• **Given exercise**: Retype the material in full, keeping every word the same.

[Data entries]
>> START

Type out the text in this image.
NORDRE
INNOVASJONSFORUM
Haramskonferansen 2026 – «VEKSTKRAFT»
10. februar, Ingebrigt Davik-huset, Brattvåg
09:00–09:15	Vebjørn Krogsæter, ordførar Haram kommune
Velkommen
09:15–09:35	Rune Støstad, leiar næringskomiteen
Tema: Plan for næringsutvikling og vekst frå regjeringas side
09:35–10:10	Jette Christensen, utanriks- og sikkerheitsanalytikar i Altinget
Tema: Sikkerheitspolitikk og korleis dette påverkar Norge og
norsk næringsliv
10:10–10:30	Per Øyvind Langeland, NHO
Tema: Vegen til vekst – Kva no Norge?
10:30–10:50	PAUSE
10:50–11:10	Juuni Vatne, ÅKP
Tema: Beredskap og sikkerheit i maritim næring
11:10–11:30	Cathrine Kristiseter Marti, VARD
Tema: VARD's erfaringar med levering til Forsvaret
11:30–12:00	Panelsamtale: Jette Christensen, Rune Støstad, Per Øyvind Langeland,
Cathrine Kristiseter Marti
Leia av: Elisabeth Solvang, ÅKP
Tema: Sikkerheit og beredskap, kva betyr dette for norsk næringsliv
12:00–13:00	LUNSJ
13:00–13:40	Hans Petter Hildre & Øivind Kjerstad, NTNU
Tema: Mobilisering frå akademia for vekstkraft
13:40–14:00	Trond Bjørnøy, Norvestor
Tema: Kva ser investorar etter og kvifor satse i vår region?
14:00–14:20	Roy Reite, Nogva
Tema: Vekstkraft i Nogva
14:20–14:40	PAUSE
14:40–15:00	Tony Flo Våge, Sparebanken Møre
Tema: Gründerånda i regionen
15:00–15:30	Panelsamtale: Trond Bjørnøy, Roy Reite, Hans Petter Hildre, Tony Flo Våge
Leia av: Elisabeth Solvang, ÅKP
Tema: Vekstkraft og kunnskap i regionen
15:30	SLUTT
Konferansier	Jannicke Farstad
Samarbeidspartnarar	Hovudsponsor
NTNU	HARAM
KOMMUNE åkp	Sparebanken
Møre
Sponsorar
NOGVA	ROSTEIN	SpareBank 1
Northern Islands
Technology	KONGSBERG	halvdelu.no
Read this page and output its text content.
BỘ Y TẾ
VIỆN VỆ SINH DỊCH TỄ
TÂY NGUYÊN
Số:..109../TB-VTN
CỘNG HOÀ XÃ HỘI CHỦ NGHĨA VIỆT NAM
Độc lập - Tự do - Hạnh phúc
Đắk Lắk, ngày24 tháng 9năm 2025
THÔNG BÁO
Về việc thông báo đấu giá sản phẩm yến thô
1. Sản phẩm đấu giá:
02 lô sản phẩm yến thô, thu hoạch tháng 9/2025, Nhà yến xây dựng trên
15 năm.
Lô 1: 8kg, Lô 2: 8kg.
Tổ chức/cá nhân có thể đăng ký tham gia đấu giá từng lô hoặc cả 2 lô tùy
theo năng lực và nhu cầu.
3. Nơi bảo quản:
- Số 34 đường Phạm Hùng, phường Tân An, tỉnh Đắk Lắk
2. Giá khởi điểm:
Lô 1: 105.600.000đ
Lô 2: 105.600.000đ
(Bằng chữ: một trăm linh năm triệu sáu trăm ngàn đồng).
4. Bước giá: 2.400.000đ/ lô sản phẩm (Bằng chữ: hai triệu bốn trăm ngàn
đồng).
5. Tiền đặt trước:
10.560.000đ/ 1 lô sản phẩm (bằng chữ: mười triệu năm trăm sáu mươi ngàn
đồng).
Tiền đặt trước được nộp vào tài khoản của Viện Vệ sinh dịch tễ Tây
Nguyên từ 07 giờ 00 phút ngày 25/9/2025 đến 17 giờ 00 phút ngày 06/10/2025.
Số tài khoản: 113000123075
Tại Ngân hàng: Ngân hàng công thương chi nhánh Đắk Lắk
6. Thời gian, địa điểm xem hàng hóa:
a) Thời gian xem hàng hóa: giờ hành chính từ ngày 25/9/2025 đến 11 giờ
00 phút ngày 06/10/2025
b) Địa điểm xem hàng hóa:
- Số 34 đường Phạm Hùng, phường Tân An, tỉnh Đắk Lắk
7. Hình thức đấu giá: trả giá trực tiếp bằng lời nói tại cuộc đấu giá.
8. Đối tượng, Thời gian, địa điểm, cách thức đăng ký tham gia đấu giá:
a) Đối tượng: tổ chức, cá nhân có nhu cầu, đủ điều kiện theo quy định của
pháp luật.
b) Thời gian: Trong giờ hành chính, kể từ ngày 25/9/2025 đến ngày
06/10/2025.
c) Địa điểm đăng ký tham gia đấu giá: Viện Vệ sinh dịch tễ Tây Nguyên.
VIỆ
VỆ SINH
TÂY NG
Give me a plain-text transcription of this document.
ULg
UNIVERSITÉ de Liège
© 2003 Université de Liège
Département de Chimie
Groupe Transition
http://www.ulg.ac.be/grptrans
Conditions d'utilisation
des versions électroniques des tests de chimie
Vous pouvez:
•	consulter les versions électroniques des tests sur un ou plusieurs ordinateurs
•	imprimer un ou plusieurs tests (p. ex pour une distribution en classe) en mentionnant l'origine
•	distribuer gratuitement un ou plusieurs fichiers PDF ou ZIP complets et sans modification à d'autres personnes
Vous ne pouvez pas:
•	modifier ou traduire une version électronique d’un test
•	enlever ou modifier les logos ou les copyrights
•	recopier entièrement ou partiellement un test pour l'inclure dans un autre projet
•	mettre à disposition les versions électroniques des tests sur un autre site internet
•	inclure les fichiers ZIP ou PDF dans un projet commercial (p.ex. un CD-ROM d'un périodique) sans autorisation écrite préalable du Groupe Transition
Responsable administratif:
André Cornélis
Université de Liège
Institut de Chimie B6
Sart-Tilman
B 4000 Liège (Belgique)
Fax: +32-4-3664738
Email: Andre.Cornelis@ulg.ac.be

>> END

• **Solution below**:
Type out the text in this image.
NORDRE
INNOVASJONSFORUM
Haramskonferansen 2026 – «VEKSTKRAFT»
10. februar, Ingebrigt Davik-huset, Brattvåg
09:00–09:15	Vebjørn Krogsæter, ordførar Haram kommune
Velkommen
09:15–09:35	Rune Støstad, leiar næringskomiteen
Tema: Plan for næringsutvikling og vekst frå regjeringas side
09:35–10:10	Jette Christensen, utanriks- og sikkerheitsanalytikar i Altinget
Tema: Sikkerheitspolitikk og korleis dette påverkar Norge og
norsk næringsliv
10:10–10:30	Per Øyvind Langeland, NHO
Tema: Vegen til vekst – Kva no Norge?
10:30–10:50	PAUSE
10:50–11:10	Juuni Vatne, ÅKP
Tema: Beredskap og sikkerheit i maritim næring
11:10–11:30	Cathrine Kristiseter Marti, VARD
Tema: VARD's erfaringar med levering til Forsvaret
11:30–12:00	Panelsamtale: Jette Christensen, Rune Støstad, Per Øyvind Langeland,
Cathrine Kristiseter Marti
Leia av: Elisabeth Solvang, ÅKP
Tema: Sikkerheit og beredskap, kva betyr dette for norsk næringsliv
12:00–13:00	LUNSJ
13:00–13:40	Hans Petter Hildre & Øivind Kjerstad, NTNU
Tema: Mobilisering frå akademia for vekstkraft
13:40–14:00	Trond Bjørnøy, Norvestor
Tema: Kva ser investorar etter og kvifor satse i vår region?
14:00–14:20	Roy Reite, Nogva
Tema: Vekstkraft i Nogva
14:20–14:40	PAUSE
14:40–15:00	Tony Flo Våge, Sparebanken Møre
Tema: Gründerånda i regionen
15:00–15:30	Panelsamtale: Trond Bjørnøy, Roy Reite, Hans Petter Hildre, Tony Flo Våge
Leia av: Elisabeth Solvang, ÅKP
Tema: Vekstkraft og kunnskap i regionen
15:30	SLUTT
Konferansier	Jannicke Farstad
Samarbeidspartnarar	Hovudsponsor
NTNU	HARAM
KOMMUNE åkp	Sparebanken
Møre
Sponsorar
NOGVA	ROSTEIN	SpareBank 1
Northern Islands
Technology	KONGSBERG	halvdelu.no
Read this page and output its text content.
BỘ Y TẾ
VIỆN VỆ SINH DỊCH TỄ
TÂY NGUYÊN
Số:..109../TB-VTN
CỘNG HOÀ XÃ HỘI CHỦ NGHĨA VIỆT NAM
Độc lập - Tự do - Hạnh phúc
Đắk Lắk, ngày24 tháng 9năm 2025
THÔNG BÁO
Về việc thông báo đấu giá sản phẩm yến thô
1. Sản phẩm đấu giá:
02 lô sản phẩm yến thô, thu hoạch tháng 9/2025, Nhà yến xây dựng trên
15 năm.
Lô 1: 8kg, Lô 2: 8kg.
Tổ chức/cá nhân có thể đăng ký tham gia đấu giá từng lô hoặc cả 2 lô tùy
theo năng lực và nhu cầu.
3. Nơi bảo quản:
- Số 34 đường Phạm Hùng, phường Tân An, tỉnh Đắk Lắk
2. Giá khởi điểm:
Lô 1: 105.600.000đ
Lô 2: 105.600.000đ
(Bằng chữ: một trăm linh năm triệu sáu trăm ngàn đồng).
4. Bước giá: 2.400.000đ/ lô sản phẩm (Bằng chữ: hai triệu bốn trăm ngàn
đồng).
5. Tiền đặt trước:
10.560.000đ/ 1 lô sản phẩm (bằng chữ: mười triệu năm trăm sáu mươi ngàn
đồng).
Tiền đặt trước được nộp vào tài khoản của Viện Vệ sinh dịch tễ Tây
Nguyên từ 07 giờ 00 phút ngày 25/9/2025 đến 17 giờ 00 phút ngày 06/10/2025.
Số tài khoản: 113000123075
Tại Ngân hàng: Ngân hàng công thương chi nhánh Đắk Lắk
6. Thời gian, địa điểm xem hàng hóa:
a) Thời gian xem hàng hóa: giờ hành chính từ ngày 25/9/2025 đến 11 giờ
00 phút ngày 06/10/2025
b) Địa điểm xem hàng hóa:
- Số 34 đường Phạm Hùng, phường Tân An, tỉnh Đắk Lắk
7. Hình thức đấu giá: trả giá trực tiếp bằng lời nói tại cuộc đấu giá.
8. Đối tượng, Thời gian, địa điểm, cách thức đăng ký tham gia đấu giá:
a) Đối tượng: tổ chức, cá nhân có nhu cầu, đủ điều kiện theo quy định của
pháp luật.
b) Thời gian: Trong giờ hành chính, kể từ ngày 25/9/2025 đến ngày
06/10/2025.
c) Địa điểm đăng ký tham gia đấu giá: Viện Vệ sinh dịch tễ Tây Nguyên.
VIỆ
VỆ SINH
TÂY NG
Give me a plain-text transcription of this document.
ULg
UNIVERSITÉ de Liège
© 2003 Université de Liège
Département de Chimie
Groupe Transition
http://www.ulg.ac.be/grptrans
Conditions d'utilisation
des versions électroniques des tests de chimie
Vous pouvez:
•	consulter les versions électroniques des tests sur un ou plusieurs ordinateurs
•	imprimer un ou plusieurs tests (p. ex pour une distribution en classe) en mentionnant l'origine
•	distribuer gratuitement un ou plusieurs fichiers PDF ou ZIP complets et sans modification à d'autres personnes
Vous ne pouvez pas:
•	modifier ou traduire une version électronique d’un test
•	enlever ou modifier les logos ou les copyrights
•	recopier entièrement ou partiellement un test pour l'inclure dans un autre projet
•	mettre à disposition les versions électroniques des tests sur un autre site internet
•	inclure les fichiers ZIP ou PDF dans un projet commercial (p.ex. un CD-ROM d'un périodique) sans autorisation écrite préalable du Groupe Transition
Responsable administratif:
André Cornélis
Université de Liège
Institut de Chimie B6
Sart-Tilman
B 4000 Liège (Belgique)
Fax: +32-4-3664738
Email: Andre.Cornelis@ulg.ac.be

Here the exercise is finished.